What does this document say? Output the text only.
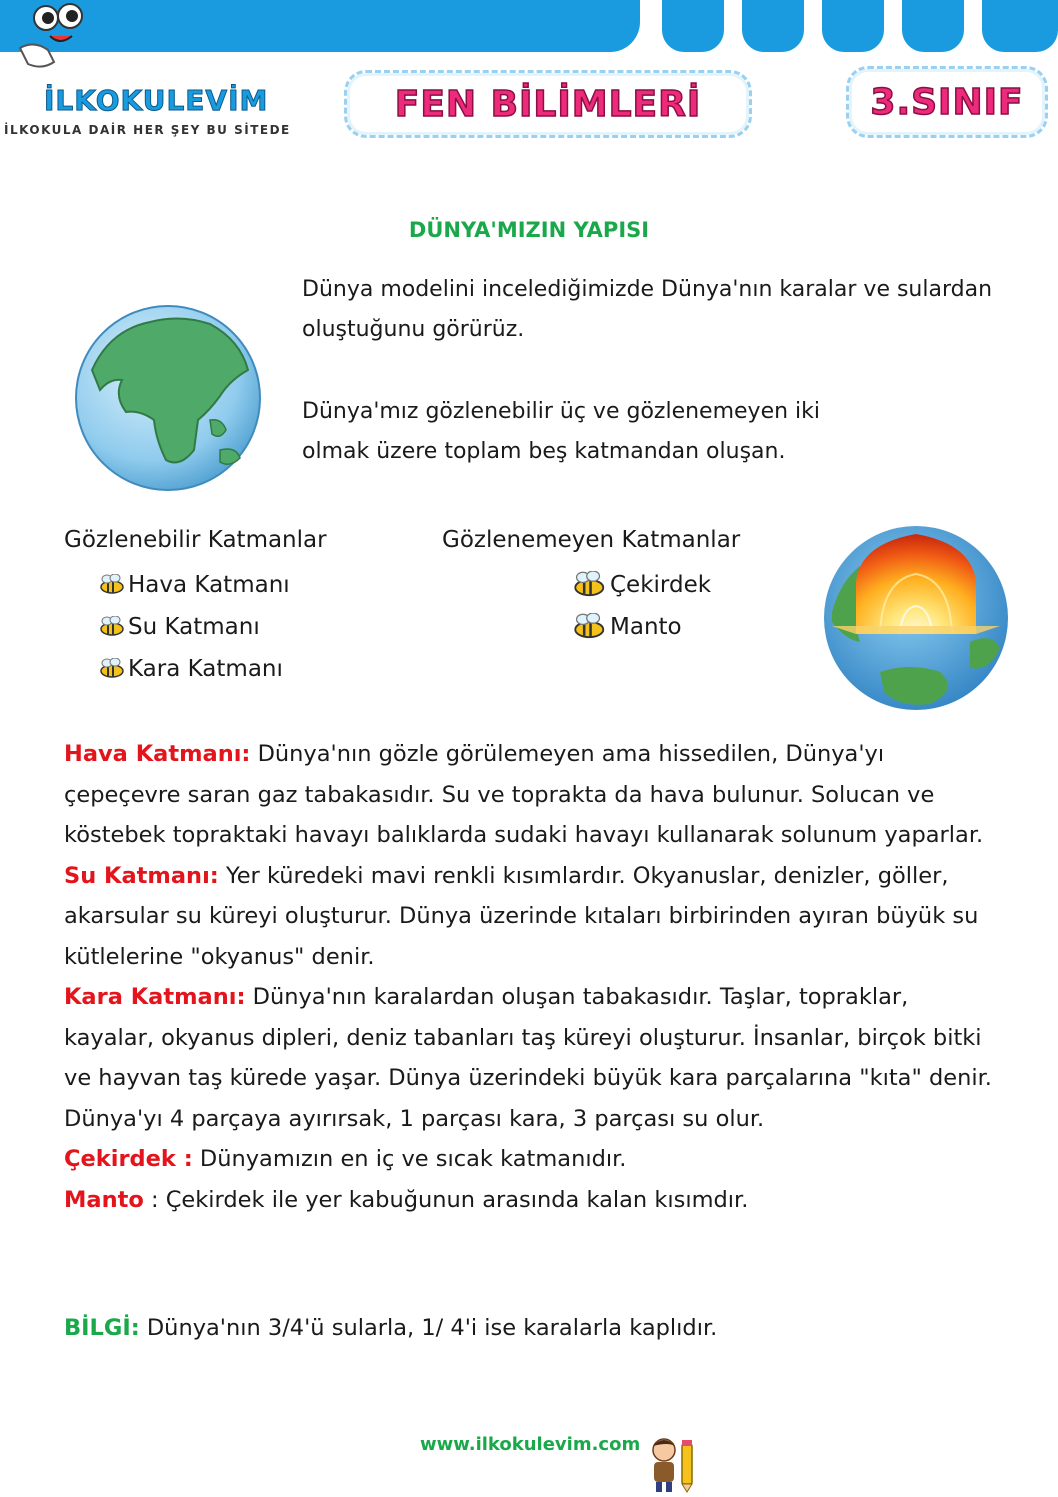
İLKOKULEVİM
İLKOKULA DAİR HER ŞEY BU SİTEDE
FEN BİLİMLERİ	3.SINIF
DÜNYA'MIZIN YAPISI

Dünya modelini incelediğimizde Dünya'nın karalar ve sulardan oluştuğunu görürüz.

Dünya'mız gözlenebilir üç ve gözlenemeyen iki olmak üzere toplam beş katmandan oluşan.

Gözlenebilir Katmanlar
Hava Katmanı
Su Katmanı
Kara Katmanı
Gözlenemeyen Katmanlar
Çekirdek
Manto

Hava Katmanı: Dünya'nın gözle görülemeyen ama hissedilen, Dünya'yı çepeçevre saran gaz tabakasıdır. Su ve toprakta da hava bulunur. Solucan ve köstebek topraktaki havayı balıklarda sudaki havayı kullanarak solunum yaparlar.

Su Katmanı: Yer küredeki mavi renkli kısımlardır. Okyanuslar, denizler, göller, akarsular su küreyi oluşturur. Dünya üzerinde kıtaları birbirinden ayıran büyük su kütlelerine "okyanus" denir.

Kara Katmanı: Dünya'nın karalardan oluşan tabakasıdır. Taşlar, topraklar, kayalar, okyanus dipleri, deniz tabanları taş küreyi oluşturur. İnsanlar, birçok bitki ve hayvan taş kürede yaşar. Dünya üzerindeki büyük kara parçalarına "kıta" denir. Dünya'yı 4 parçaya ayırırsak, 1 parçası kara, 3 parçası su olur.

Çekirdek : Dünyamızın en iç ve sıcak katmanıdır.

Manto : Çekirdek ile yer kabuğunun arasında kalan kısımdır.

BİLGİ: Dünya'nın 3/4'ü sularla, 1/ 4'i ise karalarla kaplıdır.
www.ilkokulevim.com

* * * * * * *

- [What to work on]
Each line containing the word "Manto" counts once; say how many such lines there are, giving only the number.

- [Solution]
2